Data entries

● ● ● ● ● ● ●

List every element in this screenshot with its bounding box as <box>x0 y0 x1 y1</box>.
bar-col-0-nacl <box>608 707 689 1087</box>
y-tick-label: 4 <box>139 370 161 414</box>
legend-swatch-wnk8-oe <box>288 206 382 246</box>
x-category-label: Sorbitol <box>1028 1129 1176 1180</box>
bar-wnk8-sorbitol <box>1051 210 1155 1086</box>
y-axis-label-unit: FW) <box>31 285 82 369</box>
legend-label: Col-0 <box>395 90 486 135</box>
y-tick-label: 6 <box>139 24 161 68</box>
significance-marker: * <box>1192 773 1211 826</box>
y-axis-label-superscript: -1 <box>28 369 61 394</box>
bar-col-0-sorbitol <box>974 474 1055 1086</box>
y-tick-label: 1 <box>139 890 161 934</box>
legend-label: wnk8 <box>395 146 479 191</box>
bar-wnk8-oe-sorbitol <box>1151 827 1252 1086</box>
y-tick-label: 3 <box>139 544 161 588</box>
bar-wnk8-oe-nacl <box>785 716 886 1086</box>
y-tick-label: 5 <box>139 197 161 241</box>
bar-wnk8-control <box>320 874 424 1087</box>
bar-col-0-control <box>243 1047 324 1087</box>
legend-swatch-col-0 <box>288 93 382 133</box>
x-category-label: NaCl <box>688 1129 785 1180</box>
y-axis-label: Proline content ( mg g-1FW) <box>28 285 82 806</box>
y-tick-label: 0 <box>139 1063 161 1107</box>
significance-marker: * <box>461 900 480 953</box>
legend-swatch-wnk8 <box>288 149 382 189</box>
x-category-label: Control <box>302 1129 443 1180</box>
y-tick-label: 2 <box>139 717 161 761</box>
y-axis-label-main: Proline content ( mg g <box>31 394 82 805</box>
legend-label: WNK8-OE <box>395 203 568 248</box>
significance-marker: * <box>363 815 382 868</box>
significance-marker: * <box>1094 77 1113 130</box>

● ● ● ● ● ● ●

What to produce - Rewrite every line of the data above, putting "sig-marker" wherever "significance-marker" appears and leaving everything else the same.

Solution for this problem -
List every element in this screenshot with its bounding box as <box>x0 y0 x1 y1</box>.
bar-col-0-nacl <box>608 707 689 1087</box>
y-tick-label: 4 <box>139 370 161 414</box>
legend-swatch-wnk8-oe <box>288 206 382 246</box>
x-category-label: Sorbitol <box>1028 1129 1176 1180</box>
bar-wnk8-sorbitol <box>1051 210 1155 1086</box>
y-axis-label-unit: FW) <box>31 285 82 369</box>
legend-label: Col-0 <box>395 90 486 135</box>
y-tick-label: 6 <box>139 24 161 68</box>
sig-marker: * <box>1192 773 1211 826</box>
y-axis-label-superscript: -1 <box>28 369 61 394</box>
bar-col-0-sorbitol <box>974 474 1055 1086</box>
y-tick-label: 1 <box>139 890 161 934</box>
legend-label: wnk8 <box>395 146 479 191</box>
bar-wnk8-oe-sorbitol <box>1151 827 1252 1086</box>
y-tick-label: 3 <box>139 544 161 588</box>
bar-wnk8-oe-nacl <box>785 716 886 1086</box>
y-tick-label: 5 <box>139 197 161 241</box>
bar-wnk8-control <box>320 874 424 1087</box>
bar-col-0-control <box>243 1047 324 1087</box>
legend-swatch-col-0 <box>288 93 382 133</box>
x-category-label: NaCl <box>688 1129 785 1180</box>
y-axis-label: Proline content ( mg g-1FW) <box>28 285 82 806</box>
y-tick-label: 0 <box>139 1063 161 1107</box>
sig-marker: * <box>461 900 480 953</box>
legend-swatch-wnk8 <box>288 149 382 189</box>
x-category-label: Control <box>302 1129 443 1180</box>
y-tick-label: 2 <box>139 717 161 761</box>
y-axis-label-main: Proline content ( mg g <box>31 394 82 805</box>
legend-label: WNK8-OE <box>395 203 568 248</box>
sig-marker: * <box>363 815 382 868</box>
sig-marker: * <box>1094 77 1113 130</box>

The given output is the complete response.